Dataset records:
--------------------------------------------------

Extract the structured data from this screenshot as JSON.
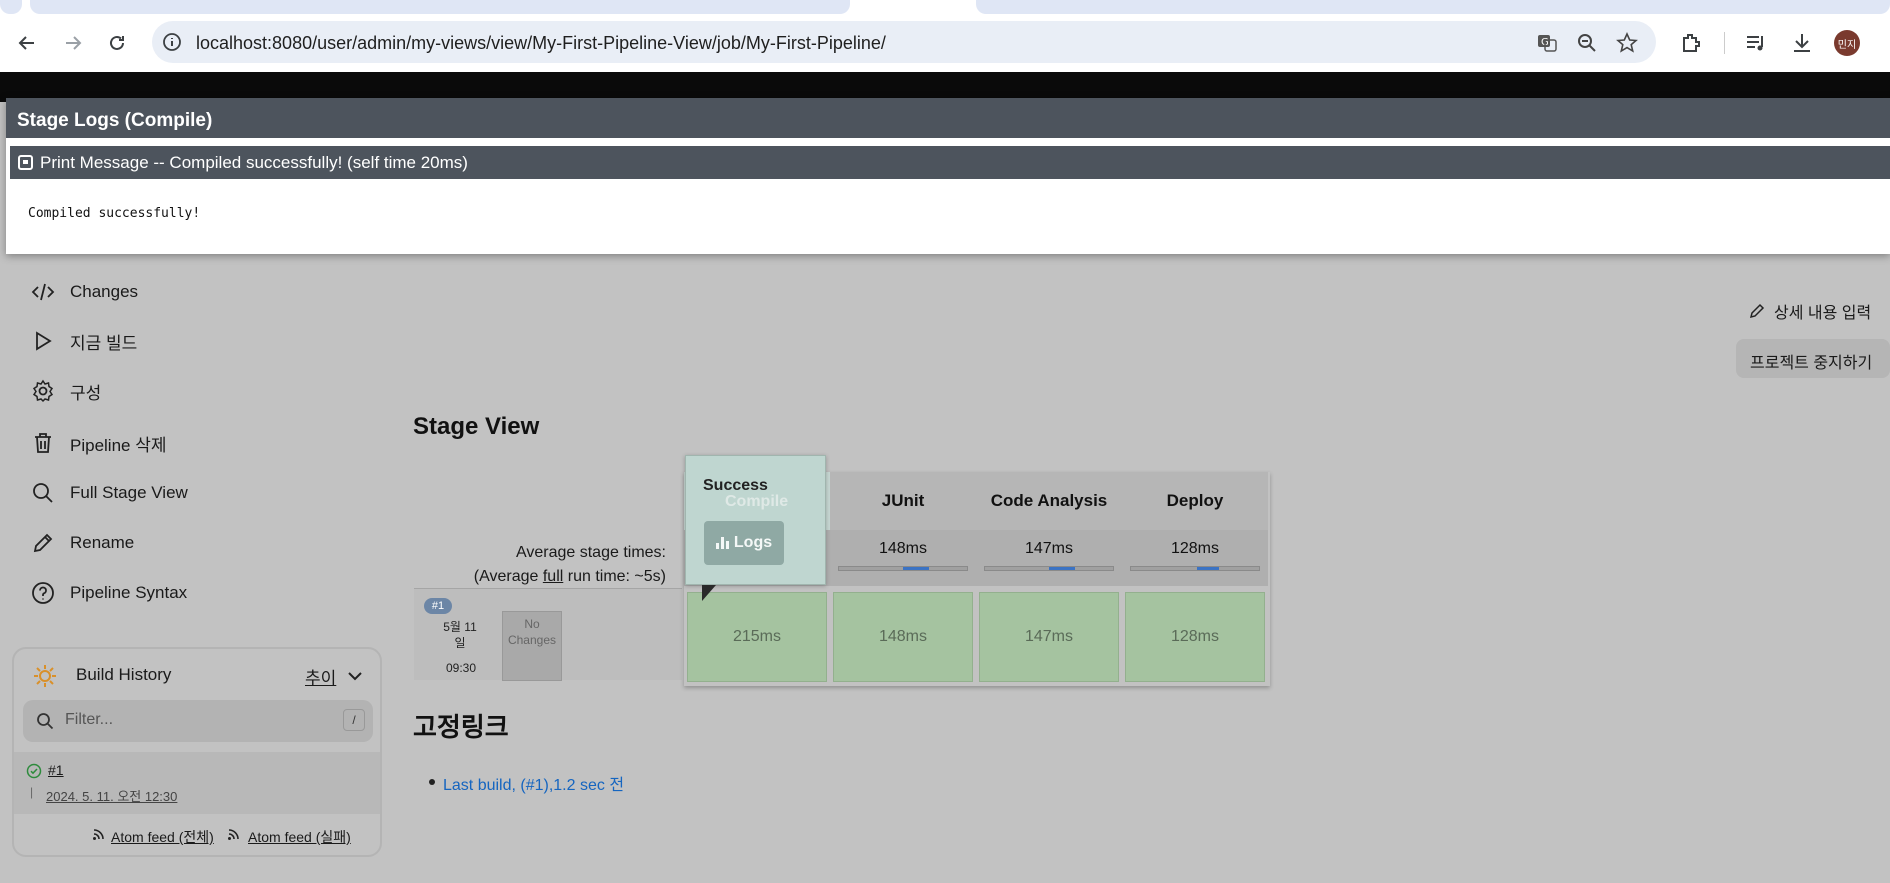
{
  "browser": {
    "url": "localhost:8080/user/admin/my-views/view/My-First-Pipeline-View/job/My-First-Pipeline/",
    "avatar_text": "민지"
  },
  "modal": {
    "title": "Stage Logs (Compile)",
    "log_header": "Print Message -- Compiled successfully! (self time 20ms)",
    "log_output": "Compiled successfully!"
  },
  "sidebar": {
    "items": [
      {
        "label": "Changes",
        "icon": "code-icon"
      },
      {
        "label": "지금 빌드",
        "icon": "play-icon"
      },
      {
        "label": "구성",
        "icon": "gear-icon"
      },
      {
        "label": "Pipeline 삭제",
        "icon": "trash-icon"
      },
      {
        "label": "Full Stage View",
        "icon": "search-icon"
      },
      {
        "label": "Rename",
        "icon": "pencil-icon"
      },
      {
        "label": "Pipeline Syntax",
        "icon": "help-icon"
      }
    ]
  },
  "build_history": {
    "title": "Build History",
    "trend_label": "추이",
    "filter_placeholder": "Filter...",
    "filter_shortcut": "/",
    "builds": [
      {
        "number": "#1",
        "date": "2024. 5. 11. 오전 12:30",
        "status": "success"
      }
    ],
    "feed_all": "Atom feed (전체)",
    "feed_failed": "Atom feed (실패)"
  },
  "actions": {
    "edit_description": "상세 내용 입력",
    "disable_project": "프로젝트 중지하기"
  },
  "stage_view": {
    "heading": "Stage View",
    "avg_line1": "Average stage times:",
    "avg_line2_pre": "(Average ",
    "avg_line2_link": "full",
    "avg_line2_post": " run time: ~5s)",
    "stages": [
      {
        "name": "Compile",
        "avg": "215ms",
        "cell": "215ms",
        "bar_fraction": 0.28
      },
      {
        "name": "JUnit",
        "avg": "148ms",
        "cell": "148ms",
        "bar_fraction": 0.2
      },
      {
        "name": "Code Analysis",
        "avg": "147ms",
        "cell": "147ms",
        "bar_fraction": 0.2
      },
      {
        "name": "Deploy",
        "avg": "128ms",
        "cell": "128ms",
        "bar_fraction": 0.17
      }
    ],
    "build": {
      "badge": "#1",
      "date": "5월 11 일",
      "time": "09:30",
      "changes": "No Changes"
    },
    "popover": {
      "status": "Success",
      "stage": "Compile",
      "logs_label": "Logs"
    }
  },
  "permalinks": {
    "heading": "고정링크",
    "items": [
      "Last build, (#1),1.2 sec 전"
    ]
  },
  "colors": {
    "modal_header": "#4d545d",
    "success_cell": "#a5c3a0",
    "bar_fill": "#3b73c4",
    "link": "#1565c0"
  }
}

--------------------------------------------------

:: YOUR TASK ::
Write out the full listing verbatim, excluding its pictures.

:: RESULT OF THIS EXERCISE ::
Extract the structured data from this screenshot as JSON.
{
  "browser": {
    "url": "localhost:8080/user/admin/my-views/view/My-First-Pipeline-View/job/My-First-Pipeline/",
    "avatar_text": "민지"
  },
  "modal": {
    "title": "Stage Logs (Compile)",
    "log_header": "Print Message -- Compiled successfully! (self time 20ms)",
    "log_output": "Compiled successfully!"
  },
  "sidebar": {
    "items": [
      {
        "label": "Changes",
        "icon": "code-icon"
      },
      {
        "label": "지금 빌드",
        "icon": "play-icon"
      },
      {
        "label": "구성",
        "icon": "gear-icon"
      },
      {
        "label": "Pipeline 삭제",
        "icon": "trash-icon"
      },
      {
        "label": "Full Stage View",
        "icon": "search-icon"
      },
      {
        "label": "Rename",
        "icon": "pencil-icon"
      },
      {
        "label": "Pipeline Syntax",
        "icon": "help-icon"
      }
    ]
  },
  "build_history": {
    "title": "Build History",
    "trend_label": "추이",
    "filter_placeholder": "Filter...",
    "filter_shortcut": "/",
    "builds": [
      {
        "number": "#1",
        "date": "2024. 5. 11. 오전 12:30",
        "status": "success"
      }
    ],
    "feed_all": "Atom feed (전체)",
    "feed_failed": "Atom feed (실패)"
  },
  "actions": {
    "edit_description": "상세 내용 입력",
    "disable_project": "프로젝트 중지하기"
  },
  "stage_view": {
    "heading": "Stage View",
    "avg_line1": "Average stage times:",
    "avg_line2_pre": "(Average ",
    "avg_line2_link": "full",
    "avg_line2_post": " run time: ~5s)",
    "stages": [
      {
        "name": "Compile",
        "avg": "215ms",
        "cell": "215ms",
        "bar_fraction": 0.28
      },
      {
        "name": "JUnit",
        "avg": "148ms",
        "cell": "148ms",
        "bar_fraction": 0.2
      },
      {
        "name": "Code Analysis",
        "avg": "147ms",
        "cell": "147ms",
        "bar_fraction": 0.2
      },
      {
        "name": "Deploy",
        "avg": "128ms",
        "cell": "128ms",
        "bar_fraction": 0.17
      }
    ],
    "build": {
      "badge": "#1",
      "date": "5월 11 일",
      "time": "09:30",
      "changes": "No Changes"
    },
    "popover": {
      "status": "Success",
      "stage": "Compile",
      "logs_label": "Logs"
    }
  },
  "permalinks": {
    "heading": "고정링크",
    "items": [
      "Last build, (#1),1.2 sec 전"
    ]
  },
  "colors": {
    "modal_header": "#4d545d",
    "success_cell": "#a5c3a0",
    "bar_fill": "#3b73c4",
    "link": "#1565c0"
  }
}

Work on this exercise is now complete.